**INSTRUCTION:**
Read the entries below and pull out each line with the string "JSON".

Dataset listings of figures:
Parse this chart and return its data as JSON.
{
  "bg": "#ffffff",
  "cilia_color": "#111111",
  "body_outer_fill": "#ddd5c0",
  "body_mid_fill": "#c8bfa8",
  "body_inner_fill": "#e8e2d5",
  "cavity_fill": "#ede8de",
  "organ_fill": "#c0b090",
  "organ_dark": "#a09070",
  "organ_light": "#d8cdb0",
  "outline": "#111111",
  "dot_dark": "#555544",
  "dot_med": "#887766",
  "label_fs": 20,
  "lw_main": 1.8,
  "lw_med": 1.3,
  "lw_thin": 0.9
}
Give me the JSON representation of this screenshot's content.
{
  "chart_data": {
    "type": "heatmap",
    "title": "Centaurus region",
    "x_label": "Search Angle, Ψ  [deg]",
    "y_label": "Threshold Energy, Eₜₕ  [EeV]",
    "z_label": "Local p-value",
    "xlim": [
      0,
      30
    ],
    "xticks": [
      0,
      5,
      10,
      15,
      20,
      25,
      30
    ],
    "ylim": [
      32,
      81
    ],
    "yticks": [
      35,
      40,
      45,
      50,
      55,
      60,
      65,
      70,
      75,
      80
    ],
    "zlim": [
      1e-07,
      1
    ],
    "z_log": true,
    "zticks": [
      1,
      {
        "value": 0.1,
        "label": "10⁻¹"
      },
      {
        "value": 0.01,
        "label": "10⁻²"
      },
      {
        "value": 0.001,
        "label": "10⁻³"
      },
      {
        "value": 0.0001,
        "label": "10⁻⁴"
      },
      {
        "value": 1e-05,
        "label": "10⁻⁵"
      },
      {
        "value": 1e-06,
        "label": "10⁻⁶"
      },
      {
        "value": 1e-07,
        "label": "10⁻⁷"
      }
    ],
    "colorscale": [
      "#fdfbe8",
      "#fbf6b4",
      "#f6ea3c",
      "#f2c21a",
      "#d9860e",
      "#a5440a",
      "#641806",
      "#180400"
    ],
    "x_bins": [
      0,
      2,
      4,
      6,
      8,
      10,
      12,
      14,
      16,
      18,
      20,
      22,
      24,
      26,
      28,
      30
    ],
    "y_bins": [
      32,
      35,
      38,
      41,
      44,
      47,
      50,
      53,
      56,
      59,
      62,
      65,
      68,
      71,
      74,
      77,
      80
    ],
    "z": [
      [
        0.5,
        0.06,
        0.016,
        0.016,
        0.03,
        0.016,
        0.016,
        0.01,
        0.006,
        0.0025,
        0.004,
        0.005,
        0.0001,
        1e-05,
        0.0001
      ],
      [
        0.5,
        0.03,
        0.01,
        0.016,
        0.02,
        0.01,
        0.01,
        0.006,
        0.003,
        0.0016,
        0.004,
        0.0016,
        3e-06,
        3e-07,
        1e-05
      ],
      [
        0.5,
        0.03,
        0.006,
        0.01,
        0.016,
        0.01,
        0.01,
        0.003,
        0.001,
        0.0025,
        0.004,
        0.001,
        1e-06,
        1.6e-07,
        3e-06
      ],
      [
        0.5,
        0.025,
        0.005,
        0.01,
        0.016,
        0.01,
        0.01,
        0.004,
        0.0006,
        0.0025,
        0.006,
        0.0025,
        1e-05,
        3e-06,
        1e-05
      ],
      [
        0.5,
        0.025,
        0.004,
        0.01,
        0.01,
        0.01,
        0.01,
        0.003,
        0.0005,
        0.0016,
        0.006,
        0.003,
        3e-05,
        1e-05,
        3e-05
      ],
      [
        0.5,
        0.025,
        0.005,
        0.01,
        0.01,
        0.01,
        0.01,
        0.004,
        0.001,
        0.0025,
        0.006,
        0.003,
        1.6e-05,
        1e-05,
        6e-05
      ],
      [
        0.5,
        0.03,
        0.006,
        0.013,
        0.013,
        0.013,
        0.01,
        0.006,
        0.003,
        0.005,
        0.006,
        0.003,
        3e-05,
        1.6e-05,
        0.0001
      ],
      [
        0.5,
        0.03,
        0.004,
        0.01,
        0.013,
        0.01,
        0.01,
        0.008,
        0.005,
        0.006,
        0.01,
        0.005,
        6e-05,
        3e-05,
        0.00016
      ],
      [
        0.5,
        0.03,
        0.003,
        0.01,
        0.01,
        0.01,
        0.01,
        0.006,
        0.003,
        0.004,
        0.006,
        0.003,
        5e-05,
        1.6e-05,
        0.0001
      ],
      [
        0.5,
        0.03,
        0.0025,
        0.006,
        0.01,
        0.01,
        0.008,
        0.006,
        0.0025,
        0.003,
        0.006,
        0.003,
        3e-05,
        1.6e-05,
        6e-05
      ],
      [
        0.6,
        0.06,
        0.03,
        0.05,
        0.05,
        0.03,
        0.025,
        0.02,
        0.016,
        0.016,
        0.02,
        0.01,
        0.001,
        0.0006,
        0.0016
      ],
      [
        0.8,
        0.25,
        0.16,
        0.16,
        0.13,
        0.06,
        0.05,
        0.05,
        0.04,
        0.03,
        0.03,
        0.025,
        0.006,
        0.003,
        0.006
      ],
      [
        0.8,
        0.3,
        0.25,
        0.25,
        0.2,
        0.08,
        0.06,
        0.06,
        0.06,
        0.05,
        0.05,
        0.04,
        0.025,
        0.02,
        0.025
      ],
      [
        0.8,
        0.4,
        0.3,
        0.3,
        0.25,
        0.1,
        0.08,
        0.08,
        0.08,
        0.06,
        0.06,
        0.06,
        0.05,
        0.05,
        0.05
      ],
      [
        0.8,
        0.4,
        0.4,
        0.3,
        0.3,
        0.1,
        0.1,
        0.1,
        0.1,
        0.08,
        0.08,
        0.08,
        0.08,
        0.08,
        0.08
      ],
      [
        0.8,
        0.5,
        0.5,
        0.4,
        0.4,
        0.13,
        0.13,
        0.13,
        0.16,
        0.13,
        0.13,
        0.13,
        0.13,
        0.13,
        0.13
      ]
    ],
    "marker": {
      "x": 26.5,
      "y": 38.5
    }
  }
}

**FULL RESPONSE:**
Parse this chart and return its data as JSON.
Give me the JSON representation of this screenshot's content.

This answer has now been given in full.